- Document segment -
** START **
Students from Glen Rock had attended the high school for grades 10–12 from the time the borough was created. The Glen Rock district was informed in March 1952 by Ridgewood that its students could not be accommodated any longer in Ridgewood after the 1954–55 school year. Glen Rock High School opened in September 1956 with only tenth graders, as those in eleventh and twelfth grades completed their education through graduation at Ridgewood High School.

The newest part of the school, the science wing, was completed in 2001 and contains 15 laboratory classrooms, three computer labs and a new industrial arts center. A new fitness center, gymnasium, and multipurpose room, the Campus Center, were also included in the renovation. Due to their proximity to the Ho-Ho-Kus Brook, the school's fields often flood during heavy rains and spring runoff.

==Awards, recognition and rankings==
During the 1986–87 school year, Ridgewood High School was recognized with the National Blue Ribbon School Award of Excellence by the United States Department of Education, the highest award an American school can receive.

The school was the 28th-ranked public high school in New Jersey out of 339 schools statewide in New Jersey Monthly magazine's September 2014 cover story on the state's "Top Public High Schools", using a new ranking methodology. The school had been ranked 28th in the state of 328 schools in 2012, after being ranked 20th in 2010 out of 322 schools listed. The magazine ranked the school 7th in 2008 out of 316 schools. The school was ranked 24th in the magazine's September 2006 issue, which included 316 schools across the state.

Schooldigger.com ranked the school tied for 40th out of 381 public high schools statewide in its 2011 rankings (an increase of 8 positions from the 2010 ranking), which were based on the combined percentage of students classified as proficient or above proficient on the mathematics (94.6%) and language arts literacy (96.5%) components of the High School Proficiency Assessment (HSPA).

In the 2011 "Ranking America's High Schools" issue by The Washington Post, the school was ranked 27th in New Jersey and 917th nationwide. In Newsweeks May 22, 2007, issue, ranking the country's top high schools, Ridgewood High School was listed in 549th place, the tenth-highest ranked school in New Jersey. The school was ranked 472 in Newsweeks May 8, 2006, issue, listing the Top 1,200 High Schools in The United States, and was ranked 323 in Newsweeks 2005 survey.
** END **
- Items -
** START **
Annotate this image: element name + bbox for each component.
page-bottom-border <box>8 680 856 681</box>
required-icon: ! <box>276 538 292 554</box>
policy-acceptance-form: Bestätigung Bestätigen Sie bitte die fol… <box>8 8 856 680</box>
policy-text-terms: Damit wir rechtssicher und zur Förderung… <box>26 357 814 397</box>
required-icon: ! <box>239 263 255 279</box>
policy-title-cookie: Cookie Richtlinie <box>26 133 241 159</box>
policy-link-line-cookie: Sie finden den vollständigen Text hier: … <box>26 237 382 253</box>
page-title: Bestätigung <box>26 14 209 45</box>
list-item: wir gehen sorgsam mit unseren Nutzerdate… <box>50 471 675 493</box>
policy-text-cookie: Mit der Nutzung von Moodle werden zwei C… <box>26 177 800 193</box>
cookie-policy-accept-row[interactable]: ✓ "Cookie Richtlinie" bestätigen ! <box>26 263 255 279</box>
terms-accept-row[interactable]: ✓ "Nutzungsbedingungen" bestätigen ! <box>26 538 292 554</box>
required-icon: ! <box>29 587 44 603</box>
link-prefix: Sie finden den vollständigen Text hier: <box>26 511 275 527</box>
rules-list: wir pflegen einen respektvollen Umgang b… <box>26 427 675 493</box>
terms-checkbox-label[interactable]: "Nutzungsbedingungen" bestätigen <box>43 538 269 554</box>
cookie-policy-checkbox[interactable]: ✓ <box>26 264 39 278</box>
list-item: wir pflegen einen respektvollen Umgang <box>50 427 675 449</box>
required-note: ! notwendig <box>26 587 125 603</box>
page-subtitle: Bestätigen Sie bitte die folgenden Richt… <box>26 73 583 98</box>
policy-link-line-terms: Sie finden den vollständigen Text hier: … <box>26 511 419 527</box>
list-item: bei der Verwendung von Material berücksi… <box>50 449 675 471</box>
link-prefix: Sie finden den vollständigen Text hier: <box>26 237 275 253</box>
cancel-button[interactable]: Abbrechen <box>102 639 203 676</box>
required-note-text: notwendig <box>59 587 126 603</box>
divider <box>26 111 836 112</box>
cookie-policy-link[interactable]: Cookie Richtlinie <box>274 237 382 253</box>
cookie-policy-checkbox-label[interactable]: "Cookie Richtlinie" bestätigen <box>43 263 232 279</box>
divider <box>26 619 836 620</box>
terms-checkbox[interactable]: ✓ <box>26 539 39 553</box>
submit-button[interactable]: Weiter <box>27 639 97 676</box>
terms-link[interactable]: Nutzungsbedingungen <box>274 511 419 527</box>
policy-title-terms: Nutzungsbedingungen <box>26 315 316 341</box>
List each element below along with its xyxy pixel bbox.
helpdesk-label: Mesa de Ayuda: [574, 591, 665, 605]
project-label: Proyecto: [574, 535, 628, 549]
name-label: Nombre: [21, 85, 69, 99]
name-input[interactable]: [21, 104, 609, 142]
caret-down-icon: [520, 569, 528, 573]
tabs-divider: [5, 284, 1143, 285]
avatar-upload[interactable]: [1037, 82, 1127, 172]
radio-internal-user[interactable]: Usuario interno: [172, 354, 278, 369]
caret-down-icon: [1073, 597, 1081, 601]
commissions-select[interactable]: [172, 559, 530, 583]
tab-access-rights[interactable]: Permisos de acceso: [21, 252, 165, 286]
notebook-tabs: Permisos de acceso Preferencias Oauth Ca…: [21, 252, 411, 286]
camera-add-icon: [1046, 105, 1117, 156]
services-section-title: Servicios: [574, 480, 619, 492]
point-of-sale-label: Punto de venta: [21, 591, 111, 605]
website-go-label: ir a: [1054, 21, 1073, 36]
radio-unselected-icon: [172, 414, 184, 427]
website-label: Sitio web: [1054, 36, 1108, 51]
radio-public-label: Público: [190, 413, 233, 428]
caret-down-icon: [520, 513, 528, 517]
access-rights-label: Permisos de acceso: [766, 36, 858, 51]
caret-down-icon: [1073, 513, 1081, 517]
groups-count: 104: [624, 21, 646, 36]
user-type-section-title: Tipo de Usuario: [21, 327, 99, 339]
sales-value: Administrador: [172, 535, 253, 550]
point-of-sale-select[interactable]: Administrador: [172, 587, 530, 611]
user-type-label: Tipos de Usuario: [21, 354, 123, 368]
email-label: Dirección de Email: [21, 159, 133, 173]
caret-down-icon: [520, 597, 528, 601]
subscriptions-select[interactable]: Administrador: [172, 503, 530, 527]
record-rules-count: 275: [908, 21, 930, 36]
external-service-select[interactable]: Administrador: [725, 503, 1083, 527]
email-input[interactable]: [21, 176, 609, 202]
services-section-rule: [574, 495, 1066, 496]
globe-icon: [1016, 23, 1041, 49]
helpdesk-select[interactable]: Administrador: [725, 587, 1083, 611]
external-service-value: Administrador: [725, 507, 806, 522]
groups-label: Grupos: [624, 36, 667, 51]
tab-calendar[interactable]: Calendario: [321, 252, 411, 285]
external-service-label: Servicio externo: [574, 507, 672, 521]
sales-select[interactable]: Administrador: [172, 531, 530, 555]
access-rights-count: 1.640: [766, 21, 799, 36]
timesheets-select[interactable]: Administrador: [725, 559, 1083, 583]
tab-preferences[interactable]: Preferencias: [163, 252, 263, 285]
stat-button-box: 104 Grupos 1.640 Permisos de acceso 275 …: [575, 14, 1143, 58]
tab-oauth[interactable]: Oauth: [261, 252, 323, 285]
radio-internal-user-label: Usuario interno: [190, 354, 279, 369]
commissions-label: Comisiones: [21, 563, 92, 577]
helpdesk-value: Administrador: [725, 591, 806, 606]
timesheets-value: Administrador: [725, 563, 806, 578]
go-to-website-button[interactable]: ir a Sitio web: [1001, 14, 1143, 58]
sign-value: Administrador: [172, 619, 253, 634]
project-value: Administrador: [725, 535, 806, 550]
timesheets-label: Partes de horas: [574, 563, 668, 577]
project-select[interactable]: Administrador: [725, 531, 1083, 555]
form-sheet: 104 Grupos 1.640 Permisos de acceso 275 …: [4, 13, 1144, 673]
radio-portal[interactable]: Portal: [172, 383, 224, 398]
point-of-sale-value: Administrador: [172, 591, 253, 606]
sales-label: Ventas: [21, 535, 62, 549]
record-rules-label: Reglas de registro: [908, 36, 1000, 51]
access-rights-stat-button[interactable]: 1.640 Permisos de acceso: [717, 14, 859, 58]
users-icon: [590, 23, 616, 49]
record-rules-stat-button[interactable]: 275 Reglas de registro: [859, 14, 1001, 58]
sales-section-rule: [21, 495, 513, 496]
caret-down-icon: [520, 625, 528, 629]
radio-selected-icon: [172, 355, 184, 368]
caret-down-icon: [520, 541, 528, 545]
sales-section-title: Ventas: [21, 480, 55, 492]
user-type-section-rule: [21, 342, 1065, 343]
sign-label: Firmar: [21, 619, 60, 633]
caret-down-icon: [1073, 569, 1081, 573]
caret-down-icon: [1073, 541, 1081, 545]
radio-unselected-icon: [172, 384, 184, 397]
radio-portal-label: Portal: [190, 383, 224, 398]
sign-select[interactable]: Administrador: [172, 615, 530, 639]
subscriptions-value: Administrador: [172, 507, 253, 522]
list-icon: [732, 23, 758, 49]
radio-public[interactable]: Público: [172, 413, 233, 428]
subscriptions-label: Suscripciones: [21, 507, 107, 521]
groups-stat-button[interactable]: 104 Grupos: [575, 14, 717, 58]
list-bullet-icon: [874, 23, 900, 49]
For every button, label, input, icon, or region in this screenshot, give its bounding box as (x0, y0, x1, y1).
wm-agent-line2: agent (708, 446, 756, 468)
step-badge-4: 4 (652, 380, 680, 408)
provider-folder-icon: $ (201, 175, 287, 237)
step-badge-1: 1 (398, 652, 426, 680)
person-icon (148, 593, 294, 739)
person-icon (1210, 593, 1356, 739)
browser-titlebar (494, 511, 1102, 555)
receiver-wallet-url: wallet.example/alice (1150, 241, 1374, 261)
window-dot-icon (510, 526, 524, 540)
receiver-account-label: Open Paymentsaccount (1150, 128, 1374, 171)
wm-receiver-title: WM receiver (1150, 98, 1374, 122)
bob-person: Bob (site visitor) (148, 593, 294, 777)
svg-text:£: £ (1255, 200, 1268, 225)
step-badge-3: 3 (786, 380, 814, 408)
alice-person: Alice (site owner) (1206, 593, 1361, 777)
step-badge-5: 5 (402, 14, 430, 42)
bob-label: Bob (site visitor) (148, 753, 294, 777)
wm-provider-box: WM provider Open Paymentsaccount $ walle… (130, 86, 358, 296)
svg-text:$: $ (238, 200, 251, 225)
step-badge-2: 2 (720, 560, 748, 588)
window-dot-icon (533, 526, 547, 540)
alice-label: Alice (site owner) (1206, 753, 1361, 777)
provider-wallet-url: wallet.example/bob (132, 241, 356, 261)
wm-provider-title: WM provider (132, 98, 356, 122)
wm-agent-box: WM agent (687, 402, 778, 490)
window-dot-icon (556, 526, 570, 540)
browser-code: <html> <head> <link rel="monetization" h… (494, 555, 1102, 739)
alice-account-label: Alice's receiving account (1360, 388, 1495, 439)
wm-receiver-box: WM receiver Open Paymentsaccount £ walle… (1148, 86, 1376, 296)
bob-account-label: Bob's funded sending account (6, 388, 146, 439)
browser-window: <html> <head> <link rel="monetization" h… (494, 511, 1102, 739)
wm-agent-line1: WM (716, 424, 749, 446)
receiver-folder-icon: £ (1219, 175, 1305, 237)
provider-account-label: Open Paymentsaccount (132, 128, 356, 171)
** END **
- Exercise -
Repeat word for word the part of the Ridgewood High School text between "The newest part" and "and spring runoff.", inclusive. The material has no connection to the text.

- Response to the exercise -
The newest part of the school, the science wing, was completed in 2001 and contains 15 laboratory classrooms, three computer labs and a new industrial arts center. A new fitness center, gymnasium, and multipurpose room, the Campus Center, were also included in the renovation. Due to their proximity to the Ho-Ho-Kus Brook, the school's fields often flood during heavy rains and spring runoff.